→ Records for this task
•••
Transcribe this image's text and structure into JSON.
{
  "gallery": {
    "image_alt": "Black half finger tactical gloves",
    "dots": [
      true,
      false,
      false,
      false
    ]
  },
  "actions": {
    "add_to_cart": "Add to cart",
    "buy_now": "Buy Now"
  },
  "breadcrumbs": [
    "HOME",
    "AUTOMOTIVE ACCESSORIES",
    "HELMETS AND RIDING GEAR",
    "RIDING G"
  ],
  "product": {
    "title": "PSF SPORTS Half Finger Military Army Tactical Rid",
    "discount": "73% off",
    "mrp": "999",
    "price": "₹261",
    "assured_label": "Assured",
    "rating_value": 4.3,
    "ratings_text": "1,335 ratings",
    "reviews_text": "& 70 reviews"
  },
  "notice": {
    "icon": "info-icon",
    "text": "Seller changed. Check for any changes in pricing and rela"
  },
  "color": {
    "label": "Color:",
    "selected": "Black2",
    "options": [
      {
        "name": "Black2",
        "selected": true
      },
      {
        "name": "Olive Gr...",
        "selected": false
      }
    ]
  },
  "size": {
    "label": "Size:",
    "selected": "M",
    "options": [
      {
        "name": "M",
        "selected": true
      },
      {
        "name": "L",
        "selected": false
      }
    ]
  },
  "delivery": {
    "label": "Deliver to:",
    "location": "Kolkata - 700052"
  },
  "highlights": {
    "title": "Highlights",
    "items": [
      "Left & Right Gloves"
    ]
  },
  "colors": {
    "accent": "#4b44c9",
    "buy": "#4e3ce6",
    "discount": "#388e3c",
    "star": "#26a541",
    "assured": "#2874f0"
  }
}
•••
→ Exercise
Produce an exact copy of the whole listing.

→ The completed task
Transcribe this image's text and structure into JSON.
{
  "gallery": {
    "image_alt": "Black half finger tactical gloves",
    "dots": [
      true,
      false,
      false,
      false
    ]
  },
  "actions": {
    "add_to_cart": "Add to cart",
    "buy_now": "Buy Now"
  },
  "breadcrumbs": [
    "HOME",
    "AUTOMOTIVE ACCESSORIES",
    "HELMETS AND RIDING GEAR",
    "RIDING G"
  ],
  "product": {
    "title": "PSF SPORTS Half Finger Military Army Tactical Rid",
    "discount": "73% off",
    "mrp": "999",
    "price": "₹261",
    "assured_label": "Assured",
    "rating_value": 4.3,
    "ratings_text": "1,335 ratings",
    "reviews_text": "& 70 reviews"
  },
  "notice": {
    "icon": "info-icon",
    "text": "Seller changed. Check for any changes in pricing and rela"
  },
  "color": {
    "label": "Color:",
    "selected": "Black2",
    "options": [
      {
        "name": "Black2",
        "selected": true
      },
      {
        "name": "Olive Gr...",
        "selected": false
      }
    ]
  },
  "size": {
    "label": "Size:",
    "selected": "M",
    "options": [
      {
        "name": "M",
        "selected": true
      },
      {
        "name": "L",
        "selected": false
      }
    ]
  },
  "delivery": {
    "label": "Deliver to:",
    "location": "Kolkata - 700052"
  },
  "highlights": {
    "title": "Highlights",
    "items": [
      "Left & Right Gloves"
    ]
  },
  "colors": {
    "accent": "#4b44c9",
    "buy": "#4e3ce6",
    "discount": "#388e3c",
    "star": "#26a541",
    "assured": "#2874f0"
  }
}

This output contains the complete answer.